Given instruction: Your task is to extract every line from the material below exactly.

Lines of data:
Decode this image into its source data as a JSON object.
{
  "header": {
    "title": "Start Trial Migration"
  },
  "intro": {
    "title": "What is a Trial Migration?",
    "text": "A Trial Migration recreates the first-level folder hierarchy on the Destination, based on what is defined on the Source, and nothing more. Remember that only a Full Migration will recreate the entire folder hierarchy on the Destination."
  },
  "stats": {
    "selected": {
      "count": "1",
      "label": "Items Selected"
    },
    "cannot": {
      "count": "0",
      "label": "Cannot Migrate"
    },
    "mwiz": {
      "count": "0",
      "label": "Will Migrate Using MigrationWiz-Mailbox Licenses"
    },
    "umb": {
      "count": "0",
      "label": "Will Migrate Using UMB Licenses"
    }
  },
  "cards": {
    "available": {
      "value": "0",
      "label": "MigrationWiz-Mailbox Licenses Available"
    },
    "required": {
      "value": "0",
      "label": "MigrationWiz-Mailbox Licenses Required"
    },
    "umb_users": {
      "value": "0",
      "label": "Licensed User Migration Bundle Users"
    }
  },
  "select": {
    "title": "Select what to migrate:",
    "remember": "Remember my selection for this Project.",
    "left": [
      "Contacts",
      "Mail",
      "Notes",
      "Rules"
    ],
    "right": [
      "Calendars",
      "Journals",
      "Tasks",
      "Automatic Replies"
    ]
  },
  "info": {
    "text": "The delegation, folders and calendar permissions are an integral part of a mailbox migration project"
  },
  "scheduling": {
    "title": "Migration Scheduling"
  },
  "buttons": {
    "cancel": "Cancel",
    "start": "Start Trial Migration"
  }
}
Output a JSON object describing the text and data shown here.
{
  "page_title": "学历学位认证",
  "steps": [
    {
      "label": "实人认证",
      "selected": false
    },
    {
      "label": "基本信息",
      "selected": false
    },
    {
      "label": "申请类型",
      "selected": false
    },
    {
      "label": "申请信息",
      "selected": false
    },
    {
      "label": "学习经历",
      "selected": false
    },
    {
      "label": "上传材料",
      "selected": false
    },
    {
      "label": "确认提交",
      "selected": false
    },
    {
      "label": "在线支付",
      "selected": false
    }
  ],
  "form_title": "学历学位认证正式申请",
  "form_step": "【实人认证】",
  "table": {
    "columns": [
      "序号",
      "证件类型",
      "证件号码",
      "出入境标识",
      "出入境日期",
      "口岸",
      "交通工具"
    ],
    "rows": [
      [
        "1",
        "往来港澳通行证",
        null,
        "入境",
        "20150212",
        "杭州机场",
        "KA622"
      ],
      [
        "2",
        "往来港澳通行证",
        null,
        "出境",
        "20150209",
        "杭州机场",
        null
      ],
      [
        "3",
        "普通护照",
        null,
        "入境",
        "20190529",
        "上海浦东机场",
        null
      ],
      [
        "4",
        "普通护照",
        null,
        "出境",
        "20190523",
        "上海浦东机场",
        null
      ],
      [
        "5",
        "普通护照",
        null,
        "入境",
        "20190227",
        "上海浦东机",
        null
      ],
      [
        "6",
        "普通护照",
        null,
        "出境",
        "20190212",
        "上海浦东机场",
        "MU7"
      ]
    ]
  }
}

Final result:
Decode this image into its source data as a JSON object.
{
  "header": {
    "title": "Start Trial Migration"
  },
  "intro": {
    "title": "What is a Trial Migration?",
    "text": "A Trial Migration recreates the first-level folder hierarchy on the Destination, based on what is defined on the Source, and nothing more. Remember that only a Full Migration will recreate the entire folder hierarchy on the Destination."
  },
  "stats": {
    "selected": {
      "count": "1",
      "label": "Items Selected"
    },
    "cannot": {
      "count": "0",
      "label": "Cannot Migrate"
    },
    "mwiz": {
      "count": "0",
      "label": "Will Migrate Using MigrationWiz-Mailbox Licenses"
    },
    "umb": {
      "count": "0",
      "label": "Will Migrate Using UMB Licenses"
    }
  },
  "cards": {
    "available": {
      "value": "0",
      "label": "MigrationWiz-Mailbox Licenses Available"
    },
    "required": {
      "value": "0",
      "label": "MigrationWiz-Mailbox Licenses Required"
    },
    "umb_users": {
      "value": "0",
      "label": "Licensed User Migration Bundle Users"
    }
  },
  "select": {
    "title": "Select what to migrate:",
    "remember": "Remember my selection for this Project.",
    "left": [
      "Contacts",
      "Mail",
      "Notes",
      "Rules"
    ],
    "right": [
      "Calendars",
      "Journals",
      "Tasks",
      "Automatic Replies"
    ]
  },
  "info": {
    "text": "The delegation, folders and calendar permissions are an integral part of a mailbox migration project"
  },
  "scheduling": {
    "title": "Migration Scheduling"
  },
  "buttons": {
    "cancel": "Cancel",
    "start": "Start Trial Migration"
  }
}
Output a JSON object describing the text and data shown here.
{
  "page_title": "学历学位认证",
  "steps": [
    {
      "label": "实人认证",
      "selected": false
    },
    {
      "label": "基本信息",
      "selected": false
    },
    {
      "label": "申请类型",
      "selected": false
    },
    {
      "label": "申请信息",
      "selected": false
    },
    {
      "label": "学习经历",
      "selected": false
    },
    {
      "label": "上传材料",
      "selected": false
    },
    {
      "label": "确认提交",
      "selected": false
    },
    {
      "label": "在线支付",
      "selected": false
    }
  ],
  "form_title": "学历学位认证正式申请",
  "form_step": "【实人认证】",
  "table": {
    "columns": [
      "序号",
      "证件类型",
      "证件号码",
      "出入境标识",
      "出入境日期",
      "口岸",
      "交通工具"
    ],
    "rows": [
      [
        "1",
        "往来港澳通行证",
        null,
        "入境",
        "20150212",
        "杭州机场",
        "KA622"
      ],
      [
        "2",
        "往来港澳通行证",
        null,
        "出境",
        "20150209",
        "杭州机场",
        null
      ],
      [
        "3",
        "普通护照",
        null,
        "入境",
        "20190529",
        "上海浦东机场",
        null
      ],
      [
        "4",
        "普通护照",
        null,
        "出境",
        "20190523",
        "上海浦东机场",
        null
      ],
      [
        "5",
        "普通护照",
        null,
        "入境",
        "20190227",
        "上海浦东机",
        null
      ],
      [
        "6",
        "普通护照",
        null,
        "出境",
        "20190212",
        "上海浦东机场",
        "MU7"
      ]
    ]
  }
}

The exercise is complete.